start Materials provided

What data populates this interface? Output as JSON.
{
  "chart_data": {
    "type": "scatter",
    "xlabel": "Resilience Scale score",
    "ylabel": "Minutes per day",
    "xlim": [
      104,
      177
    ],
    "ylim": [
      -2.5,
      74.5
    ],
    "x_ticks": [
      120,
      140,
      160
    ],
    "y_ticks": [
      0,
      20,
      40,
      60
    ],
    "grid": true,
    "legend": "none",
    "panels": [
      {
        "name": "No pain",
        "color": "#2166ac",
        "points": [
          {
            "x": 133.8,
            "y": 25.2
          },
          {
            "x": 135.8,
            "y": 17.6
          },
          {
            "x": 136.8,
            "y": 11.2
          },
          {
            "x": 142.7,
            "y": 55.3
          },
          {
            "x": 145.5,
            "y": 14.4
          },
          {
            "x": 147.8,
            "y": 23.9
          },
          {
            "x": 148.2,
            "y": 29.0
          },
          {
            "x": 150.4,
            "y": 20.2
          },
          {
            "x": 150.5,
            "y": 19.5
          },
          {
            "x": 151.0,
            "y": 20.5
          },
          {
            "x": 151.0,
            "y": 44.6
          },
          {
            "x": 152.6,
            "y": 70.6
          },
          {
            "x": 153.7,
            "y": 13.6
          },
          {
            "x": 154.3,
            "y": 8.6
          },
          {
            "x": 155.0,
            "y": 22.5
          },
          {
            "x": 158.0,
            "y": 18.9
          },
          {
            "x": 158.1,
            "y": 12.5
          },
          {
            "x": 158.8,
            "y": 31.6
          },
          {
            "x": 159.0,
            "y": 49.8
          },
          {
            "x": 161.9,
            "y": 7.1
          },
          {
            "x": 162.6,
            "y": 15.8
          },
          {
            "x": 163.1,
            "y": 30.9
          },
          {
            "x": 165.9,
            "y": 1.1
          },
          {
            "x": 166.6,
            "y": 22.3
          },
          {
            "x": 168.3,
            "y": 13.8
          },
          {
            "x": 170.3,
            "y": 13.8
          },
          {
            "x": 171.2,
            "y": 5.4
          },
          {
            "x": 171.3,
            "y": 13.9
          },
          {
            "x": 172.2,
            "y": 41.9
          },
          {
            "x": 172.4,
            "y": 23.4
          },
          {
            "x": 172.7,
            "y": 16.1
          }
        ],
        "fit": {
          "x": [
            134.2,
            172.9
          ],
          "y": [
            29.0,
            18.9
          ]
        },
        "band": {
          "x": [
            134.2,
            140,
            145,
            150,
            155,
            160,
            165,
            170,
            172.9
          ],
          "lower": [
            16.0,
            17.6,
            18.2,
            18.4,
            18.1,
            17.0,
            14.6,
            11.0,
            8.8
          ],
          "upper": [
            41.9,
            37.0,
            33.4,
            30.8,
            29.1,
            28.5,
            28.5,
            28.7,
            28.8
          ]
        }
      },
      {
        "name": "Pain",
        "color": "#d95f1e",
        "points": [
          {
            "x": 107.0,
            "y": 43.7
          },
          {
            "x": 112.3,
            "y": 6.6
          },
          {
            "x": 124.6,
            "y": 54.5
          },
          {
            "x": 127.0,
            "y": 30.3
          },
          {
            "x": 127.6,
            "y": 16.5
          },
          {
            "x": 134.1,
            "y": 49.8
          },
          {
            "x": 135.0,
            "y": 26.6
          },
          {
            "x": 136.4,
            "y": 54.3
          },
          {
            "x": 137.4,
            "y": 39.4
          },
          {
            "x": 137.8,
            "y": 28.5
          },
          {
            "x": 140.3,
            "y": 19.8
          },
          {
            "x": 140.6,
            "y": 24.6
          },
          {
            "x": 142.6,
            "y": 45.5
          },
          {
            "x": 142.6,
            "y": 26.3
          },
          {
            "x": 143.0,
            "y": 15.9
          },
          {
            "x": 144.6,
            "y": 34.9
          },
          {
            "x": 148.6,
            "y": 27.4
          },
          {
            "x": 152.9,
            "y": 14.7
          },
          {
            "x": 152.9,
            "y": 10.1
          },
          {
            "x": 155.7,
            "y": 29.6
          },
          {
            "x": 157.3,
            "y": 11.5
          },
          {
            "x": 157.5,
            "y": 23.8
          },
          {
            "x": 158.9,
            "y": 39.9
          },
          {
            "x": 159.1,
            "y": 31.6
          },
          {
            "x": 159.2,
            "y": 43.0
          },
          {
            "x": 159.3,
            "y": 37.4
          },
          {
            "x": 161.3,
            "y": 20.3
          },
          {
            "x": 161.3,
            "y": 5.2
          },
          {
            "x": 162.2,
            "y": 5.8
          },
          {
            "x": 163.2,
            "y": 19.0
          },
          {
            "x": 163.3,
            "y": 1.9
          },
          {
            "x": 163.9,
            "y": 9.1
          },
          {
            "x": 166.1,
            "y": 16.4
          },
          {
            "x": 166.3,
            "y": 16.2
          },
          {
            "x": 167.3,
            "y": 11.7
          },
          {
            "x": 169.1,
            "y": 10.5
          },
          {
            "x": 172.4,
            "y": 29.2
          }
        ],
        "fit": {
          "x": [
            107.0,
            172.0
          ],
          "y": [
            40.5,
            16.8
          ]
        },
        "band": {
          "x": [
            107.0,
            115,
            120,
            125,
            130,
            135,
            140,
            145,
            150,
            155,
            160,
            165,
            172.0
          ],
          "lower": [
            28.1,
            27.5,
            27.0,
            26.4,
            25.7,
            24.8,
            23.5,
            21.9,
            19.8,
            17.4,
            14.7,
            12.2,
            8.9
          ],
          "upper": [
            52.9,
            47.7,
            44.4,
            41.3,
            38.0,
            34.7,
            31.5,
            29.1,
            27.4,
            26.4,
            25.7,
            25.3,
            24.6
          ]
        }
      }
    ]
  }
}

end Materials provided

Exercise instructions: Repeat the material above exactly.

Output for this task:
What data populates this interface? Output as JSON.
{
  "chart_data": {
    "type": "scatter",
    "xlabel": "Resilience Scale score",
    "ylabel": "Minutes per day",
    "xlim": [
      104,
      177
    ],
    "ylim": [
      -2.5,
      74.5
    ],
    "x_ticks": [
      120,
      140,
      160
    ],
    "y_ticks": [
      0,
      20,
      40,
      60
    ],
    "grid": true,
    "legend": "none",
    "panels": [
      {
        "name": "No pain",
        "color": "#2166ac",
        "points": [
          {
            "x": 133.8,
            "y": 25.2
          },
          {
            "x": 135.8,
            "y": 17.6
          },
          {
            "x": 136.8,
            "y": 11.2
          },
          {
            "x": 142.7,
            "y": 55.3
          },
          {
            "x": 145.5,
            "y": 14.4
          },
          {
            "x": 147.8,
            "y": 23.9
          },
          {
            "x": 148.2,
            "y": 29.0
          },
          {
            "x": 150.4,
            "y": 20.2
          },
          {
            "x": 150.5,
            "y": 19.5
          },
          {
            "x": 151.0,
            "y": 20.5
          },
          {
            "x": 151.0,
            "y": 44.6
          },
          {
            "x": 152.6,
            "y": 70.6
          },
          {
            "x": 153.7,
            "y": 13.6
          },
          {
            "x": 154.3,
            "y": 8.6
          },
          {
            "x": 155.0,
            "y": 22.5
          },
          {
            "x": 158.0,
            "y": 18.9
          },
          {
            "x": 158.1,
            "y": 12.5
          },
          {
            "x": 158.8,
            "y": 31.6
          },
          {
            "x": 159.0,
            "y": 49.8
          },
          {
            "x": 161.9,
            "y": 7.1
          },
          {
            "x": 162.6,
            "y": 15.8
          },
          {
            "x": 163.1,
            "y": 30.9
          },
          {
            "x": 165.9,
            "y": 1.1
          },
          {
            "x": 166.6,
            "y": 22.3
          },
          {
            "x": 168.3,
            "y": 13.8
          },
          {
            "x": 170.3,
            "y": 13.8
          },
          {
            "x": 171.2,
            "y": 5.4
          },
          {
            "x": 171.3,
            "y": 13.9
          },
          {
            "x": 172.2,
            "y": 41.9
          },
          {
            "x": 172.4,
            "y": 23.4
          },
          {
            "x": 172.7,
            "y": 16.1
          }
        ],
        "fit": {
          "x": [
            134.2,
            172.9
          ],
          "y": [
            29.0,
            18.9
          ]
        },
        "band": {
          "x": [
            134.2,
            140,
            145,
            150,
            155,
            160,
            165,
            170,
            172.9
          ],
          "lower": [
            16.0,
            17.6,
            18.2,
            18.4,
            18.1,
            17.0,
            14.6,
            11.0,
            8.8
          ],
          "upper": [
            41.9,
            37.0,
            33.4,
            30.8,
            29.1,
            28.5,
            28.5,
            28.7,
            28.8
          ]
        }
      },
      {
        "name": "Pain",
        "color": "#d95f1e",
        "points": [
          {
            "x": 107.0,
            "y": 43.7
          },
          {
            "x": 112.3,
            "y": 6.6
          },
          {
            "x": 124.6,
            "y": 54.5
          },
          {
            "x": 127.0,
            "y": 30.3
          },
          {
            "x": 127.6,
            "y": 16.5
          },
          {
            "x": 134.1,
            "y": 49.8
          },
          {
            "x": 135.0,
            "y": 26.6
          },
          {
            "x": 136.4,
            "y": 54.3
          },
          {
            "x": 137.4,
            "y": 39.4
          },
          {
            "x": 137.8,
            "y": 28.5
          },
          {
            "x": 140.3,
            "y": 19.8
          },
          {
            "x": 140.6,
            "y": 24.6
          },
          {
            "x": 142.6,
            "y": 45.5
          },
          {
            "x": 142.6,
            "y": 26.3
          },
          {
            "x": 143.0,
            "y": 15.9
          },
          {
            "x": 144.6,
            "y": 34.9
          },
          {
            "x": 148.6,
            "y": 27.4
          },
          {
            "x": 152.9,
            "y": 14.7
          },
          {
            "x": 152.9,
            "y": 10.1
          },
          {
            "x": 155.7,
            "y": 29.6
          },
          {
            "x": 157.3,
            "y": 11.5
          },
          {
            "x": 157.5,
            "y": 23.8
          },
          {
            "x": 158.9,
            "y": 39.9
          },
          {
            "x": 159.1,
            "y": 31.6
          },
          {
            "x": 159.2,
            "y": 43.0
          },
          {
            "x": 159.3,
            "y": 37.4
          },
          {
            "x": 161.3,
            "y": 20.3
          },
          {
            "x": 161.3,
            "y": 5.2
          },
          {
            "x": 162.2,
            "y": 5.8
          },
          {
            "x": 163.2,
            "y": 19.0
          },
          {
            "x": 163.3,
            "y": 1.9
          },
          {
            "x": 163.9,
            "y": 9.1
          },
          {
            "x": 166.1,
            "y": 16.4
          },
          {
            "x": 166.3,
            "y": 16.2
          },
          {
            "x": 167.3,
            "y": 11.7
          },
          {
            "x": 169.1,
            "y": 10.5
          },
          {
            "x": 172.4,
            "y": 29.2
          }
        ],
        "fit": {
          "x": [
            107.0,
            172.0
          ],
          "y": [
            40.5,
            16.8
          ]
        },
        "band": {
          "x": [
            107.0,
            115,
            120,
            125,
            130,
            135,
            140,
            145,
            150,
            155,
            160,
            165,
            172.0
          ],
          "lower": [
            28.1,
            27.5,
            27.0,
            26.4,
            25.7,
            24.8,
            23.5,
            21.9,
            19.8,
            17.4,
            14.7,
            12.2,
            8.9
          ],
          "upper": [
            52.9,
            47.7,
            44.4,
            41.3,
            38.0,
            34.7,
            31.5,
            29.1,
            27.4,
            26.4,
            25.7,
            25.3,
            24.6
          ]
        }
      }
    ]
  }
}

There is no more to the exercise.